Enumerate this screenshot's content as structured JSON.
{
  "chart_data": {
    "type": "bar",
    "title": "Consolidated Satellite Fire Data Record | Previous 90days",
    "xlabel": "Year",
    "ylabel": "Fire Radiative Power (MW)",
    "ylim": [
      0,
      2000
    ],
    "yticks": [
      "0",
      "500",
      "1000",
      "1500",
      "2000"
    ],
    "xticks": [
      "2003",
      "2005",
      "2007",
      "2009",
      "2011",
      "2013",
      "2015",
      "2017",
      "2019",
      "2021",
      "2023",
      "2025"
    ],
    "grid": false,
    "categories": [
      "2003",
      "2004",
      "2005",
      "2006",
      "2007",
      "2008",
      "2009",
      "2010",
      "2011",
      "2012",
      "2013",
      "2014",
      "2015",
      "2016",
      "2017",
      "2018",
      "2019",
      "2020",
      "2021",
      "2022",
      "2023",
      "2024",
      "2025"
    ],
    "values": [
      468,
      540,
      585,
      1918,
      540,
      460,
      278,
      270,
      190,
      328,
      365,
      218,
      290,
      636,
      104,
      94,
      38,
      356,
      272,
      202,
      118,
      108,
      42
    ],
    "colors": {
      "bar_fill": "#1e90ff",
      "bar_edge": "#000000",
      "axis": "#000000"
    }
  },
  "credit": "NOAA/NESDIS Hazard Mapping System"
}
####
§ AIM OF THE TASK:
Gather every line containing the word "Fire" and copy it.

§ EXPECTED ANSWER:
    "title": "Consolidated Satellite Fire Data Record | Previous 90days",
    "ylabel": "Fire Radiative Power (MW)",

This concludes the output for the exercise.